[RECORDS PROVIDED start]

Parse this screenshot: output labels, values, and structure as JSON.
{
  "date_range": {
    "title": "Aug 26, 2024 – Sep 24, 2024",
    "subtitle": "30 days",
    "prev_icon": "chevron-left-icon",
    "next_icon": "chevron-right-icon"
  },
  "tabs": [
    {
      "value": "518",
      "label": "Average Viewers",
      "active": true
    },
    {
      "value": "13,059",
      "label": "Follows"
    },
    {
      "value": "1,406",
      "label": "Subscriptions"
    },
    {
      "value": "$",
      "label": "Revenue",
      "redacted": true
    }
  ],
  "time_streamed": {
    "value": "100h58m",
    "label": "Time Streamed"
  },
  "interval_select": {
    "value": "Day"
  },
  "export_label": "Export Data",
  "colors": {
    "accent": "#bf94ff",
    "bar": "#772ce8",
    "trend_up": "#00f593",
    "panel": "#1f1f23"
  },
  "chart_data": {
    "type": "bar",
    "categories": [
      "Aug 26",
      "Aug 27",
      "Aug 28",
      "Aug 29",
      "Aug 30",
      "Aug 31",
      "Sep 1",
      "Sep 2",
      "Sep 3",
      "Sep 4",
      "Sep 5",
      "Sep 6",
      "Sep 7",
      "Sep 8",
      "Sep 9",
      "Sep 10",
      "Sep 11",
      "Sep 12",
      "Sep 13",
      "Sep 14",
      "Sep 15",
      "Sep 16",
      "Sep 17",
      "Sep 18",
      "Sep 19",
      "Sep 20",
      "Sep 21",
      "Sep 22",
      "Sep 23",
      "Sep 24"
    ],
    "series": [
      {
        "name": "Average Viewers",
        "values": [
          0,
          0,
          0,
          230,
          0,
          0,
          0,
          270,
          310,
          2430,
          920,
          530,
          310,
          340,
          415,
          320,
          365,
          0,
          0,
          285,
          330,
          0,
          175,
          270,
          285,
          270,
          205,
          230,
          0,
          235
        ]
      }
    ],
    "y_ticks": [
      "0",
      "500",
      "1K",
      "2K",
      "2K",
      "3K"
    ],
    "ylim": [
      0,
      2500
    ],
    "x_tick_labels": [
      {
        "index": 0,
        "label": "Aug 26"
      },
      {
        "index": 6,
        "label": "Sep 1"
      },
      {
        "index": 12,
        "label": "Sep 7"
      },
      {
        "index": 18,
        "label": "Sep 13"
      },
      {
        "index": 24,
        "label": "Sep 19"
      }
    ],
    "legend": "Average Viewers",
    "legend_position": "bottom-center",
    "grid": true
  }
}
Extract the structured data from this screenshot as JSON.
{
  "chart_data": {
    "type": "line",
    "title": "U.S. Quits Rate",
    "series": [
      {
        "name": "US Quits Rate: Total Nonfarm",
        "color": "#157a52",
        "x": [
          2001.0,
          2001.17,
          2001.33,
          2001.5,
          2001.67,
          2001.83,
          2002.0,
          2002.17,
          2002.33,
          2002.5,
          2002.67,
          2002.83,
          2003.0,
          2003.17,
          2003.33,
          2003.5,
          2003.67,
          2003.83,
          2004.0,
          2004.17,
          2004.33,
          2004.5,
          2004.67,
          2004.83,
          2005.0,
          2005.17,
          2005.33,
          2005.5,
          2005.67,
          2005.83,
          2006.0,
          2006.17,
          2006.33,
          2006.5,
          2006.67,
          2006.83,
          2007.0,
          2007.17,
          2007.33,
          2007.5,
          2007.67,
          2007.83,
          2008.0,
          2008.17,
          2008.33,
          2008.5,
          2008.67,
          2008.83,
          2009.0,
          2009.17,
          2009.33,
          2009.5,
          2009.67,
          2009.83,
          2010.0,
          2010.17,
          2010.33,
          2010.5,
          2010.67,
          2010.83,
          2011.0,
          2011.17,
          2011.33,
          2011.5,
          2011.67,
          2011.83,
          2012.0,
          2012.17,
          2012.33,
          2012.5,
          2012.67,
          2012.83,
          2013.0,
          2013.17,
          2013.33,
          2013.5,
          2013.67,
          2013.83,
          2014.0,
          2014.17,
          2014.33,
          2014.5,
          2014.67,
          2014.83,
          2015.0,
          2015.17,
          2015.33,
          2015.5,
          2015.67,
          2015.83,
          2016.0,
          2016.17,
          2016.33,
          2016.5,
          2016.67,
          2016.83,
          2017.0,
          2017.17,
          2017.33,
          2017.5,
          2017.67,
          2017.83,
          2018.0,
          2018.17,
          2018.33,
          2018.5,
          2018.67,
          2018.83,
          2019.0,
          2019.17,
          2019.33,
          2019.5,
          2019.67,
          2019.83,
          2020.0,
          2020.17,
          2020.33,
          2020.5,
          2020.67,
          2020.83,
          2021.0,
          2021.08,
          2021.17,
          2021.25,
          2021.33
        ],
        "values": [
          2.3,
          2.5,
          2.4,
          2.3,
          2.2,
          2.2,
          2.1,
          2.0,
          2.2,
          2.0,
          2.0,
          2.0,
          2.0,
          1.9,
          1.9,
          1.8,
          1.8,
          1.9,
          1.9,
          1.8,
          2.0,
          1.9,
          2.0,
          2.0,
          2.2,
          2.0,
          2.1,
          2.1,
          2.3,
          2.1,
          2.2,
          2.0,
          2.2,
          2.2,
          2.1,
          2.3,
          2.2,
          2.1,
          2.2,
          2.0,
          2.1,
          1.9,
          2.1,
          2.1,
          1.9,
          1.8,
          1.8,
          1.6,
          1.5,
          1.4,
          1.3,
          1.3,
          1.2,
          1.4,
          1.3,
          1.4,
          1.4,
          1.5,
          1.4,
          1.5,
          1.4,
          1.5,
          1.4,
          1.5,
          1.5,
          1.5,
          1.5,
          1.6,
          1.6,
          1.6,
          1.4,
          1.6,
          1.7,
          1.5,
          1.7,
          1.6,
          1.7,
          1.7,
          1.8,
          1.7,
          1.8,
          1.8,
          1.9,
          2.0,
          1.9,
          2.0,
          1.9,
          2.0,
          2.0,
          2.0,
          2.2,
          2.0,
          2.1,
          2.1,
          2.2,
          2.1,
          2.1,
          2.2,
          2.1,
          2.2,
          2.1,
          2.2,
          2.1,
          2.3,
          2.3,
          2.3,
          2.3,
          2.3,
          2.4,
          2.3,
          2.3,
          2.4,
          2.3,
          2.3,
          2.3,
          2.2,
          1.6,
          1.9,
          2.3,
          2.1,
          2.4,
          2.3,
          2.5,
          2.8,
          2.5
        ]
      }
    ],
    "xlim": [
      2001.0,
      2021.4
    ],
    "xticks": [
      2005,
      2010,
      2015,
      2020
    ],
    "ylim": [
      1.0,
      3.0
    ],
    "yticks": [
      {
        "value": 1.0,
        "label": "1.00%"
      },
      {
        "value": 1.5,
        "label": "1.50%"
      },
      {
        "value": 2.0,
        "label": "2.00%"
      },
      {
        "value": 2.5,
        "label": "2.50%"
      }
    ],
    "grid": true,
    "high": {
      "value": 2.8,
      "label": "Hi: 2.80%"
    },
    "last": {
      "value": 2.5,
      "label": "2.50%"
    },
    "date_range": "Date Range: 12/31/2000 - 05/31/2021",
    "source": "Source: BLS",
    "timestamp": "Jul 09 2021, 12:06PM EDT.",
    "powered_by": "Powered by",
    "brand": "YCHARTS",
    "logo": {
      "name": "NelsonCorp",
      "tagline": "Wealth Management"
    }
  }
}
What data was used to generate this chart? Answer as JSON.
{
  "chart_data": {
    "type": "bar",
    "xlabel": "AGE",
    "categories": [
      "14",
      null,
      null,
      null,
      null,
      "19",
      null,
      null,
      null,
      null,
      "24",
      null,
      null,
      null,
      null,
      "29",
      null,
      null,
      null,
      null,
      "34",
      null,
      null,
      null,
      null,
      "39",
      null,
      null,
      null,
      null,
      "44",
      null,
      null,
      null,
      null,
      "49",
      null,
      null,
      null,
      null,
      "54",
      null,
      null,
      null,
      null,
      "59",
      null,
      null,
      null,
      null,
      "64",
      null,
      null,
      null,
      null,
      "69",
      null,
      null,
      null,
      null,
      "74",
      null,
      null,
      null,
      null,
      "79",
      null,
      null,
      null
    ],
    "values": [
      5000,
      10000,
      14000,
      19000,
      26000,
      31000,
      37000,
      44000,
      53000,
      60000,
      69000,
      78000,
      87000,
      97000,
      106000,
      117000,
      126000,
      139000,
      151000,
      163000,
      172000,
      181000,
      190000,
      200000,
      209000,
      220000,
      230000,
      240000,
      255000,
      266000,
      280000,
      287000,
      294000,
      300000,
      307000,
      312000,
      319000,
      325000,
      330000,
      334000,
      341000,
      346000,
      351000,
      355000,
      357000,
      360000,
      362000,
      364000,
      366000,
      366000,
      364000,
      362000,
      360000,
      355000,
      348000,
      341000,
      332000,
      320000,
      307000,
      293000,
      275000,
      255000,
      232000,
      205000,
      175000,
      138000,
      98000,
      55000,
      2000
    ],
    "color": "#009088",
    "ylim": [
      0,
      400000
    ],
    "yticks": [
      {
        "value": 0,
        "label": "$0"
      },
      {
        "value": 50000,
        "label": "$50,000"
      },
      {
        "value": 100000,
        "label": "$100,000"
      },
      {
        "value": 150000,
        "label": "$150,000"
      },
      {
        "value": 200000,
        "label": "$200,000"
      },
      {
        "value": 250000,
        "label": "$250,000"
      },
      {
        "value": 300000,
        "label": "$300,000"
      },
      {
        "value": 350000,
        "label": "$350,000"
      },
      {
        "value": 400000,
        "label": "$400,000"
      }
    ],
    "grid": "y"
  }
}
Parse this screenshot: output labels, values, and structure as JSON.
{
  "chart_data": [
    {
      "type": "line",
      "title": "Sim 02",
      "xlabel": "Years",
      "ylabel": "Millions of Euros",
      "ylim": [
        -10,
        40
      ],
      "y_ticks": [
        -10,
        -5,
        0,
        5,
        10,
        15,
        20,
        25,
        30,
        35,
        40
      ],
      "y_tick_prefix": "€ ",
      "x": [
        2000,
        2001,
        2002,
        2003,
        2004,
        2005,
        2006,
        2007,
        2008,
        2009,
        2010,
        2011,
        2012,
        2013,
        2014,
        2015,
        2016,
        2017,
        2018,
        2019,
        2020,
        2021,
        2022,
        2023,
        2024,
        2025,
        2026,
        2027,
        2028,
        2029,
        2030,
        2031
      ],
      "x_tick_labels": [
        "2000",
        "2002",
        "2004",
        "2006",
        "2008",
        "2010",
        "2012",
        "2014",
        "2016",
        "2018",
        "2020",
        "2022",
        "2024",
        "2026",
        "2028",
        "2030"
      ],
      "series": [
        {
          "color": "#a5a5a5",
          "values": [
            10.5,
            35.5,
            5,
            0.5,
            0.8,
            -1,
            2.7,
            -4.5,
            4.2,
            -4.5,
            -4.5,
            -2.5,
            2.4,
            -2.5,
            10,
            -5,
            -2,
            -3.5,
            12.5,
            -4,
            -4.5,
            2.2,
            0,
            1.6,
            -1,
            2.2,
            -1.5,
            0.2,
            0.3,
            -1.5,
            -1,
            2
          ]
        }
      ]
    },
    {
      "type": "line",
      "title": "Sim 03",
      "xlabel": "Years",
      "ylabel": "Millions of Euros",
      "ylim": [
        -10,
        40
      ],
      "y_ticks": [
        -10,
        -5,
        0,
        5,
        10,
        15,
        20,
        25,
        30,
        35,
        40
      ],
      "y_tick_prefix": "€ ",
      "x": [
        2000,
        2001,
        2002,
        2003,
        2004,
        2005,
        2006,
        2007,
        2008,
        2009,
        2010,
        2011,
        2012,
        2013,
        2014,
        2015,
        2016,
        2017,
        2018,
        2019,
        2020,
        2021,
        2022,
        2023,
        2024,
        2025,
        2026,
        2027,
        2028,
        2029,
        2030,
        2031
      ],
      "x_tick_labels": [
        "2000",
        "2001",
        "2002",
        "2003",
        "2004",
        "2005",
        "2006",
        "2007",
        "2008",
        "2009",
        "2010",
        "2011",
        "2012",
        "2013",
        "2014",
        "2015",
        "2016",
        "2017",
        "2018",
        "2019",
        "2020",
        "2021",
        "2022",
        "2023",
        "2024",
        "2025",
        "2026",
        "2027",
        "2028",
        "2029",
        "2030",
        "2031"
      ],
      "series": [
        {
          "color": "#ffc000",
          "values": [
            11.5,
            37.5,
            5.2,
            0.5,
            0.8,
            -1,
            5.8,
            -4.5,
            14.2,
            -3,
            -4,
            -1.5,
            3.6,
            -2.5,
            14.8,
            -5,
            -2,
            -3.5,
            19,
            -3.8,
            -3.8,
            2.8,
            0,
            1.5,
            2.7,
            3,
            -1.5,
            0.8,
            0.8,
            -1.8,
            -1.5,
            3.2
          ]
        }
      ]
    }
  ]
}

[RECORDS PROVIDED end]

■ WRITTEN PROBLEM: Find the lines containing "this" and pull them out.

■ OUTPUT BELOW:
Parse this screenshot: output labels, values, and structure as JSON.
Extract the structured data from this screenshot as JSON.
What data was used to generate this chart? Answer as JSON.
Parse this screenshot: output labels, values, and structure as JSON.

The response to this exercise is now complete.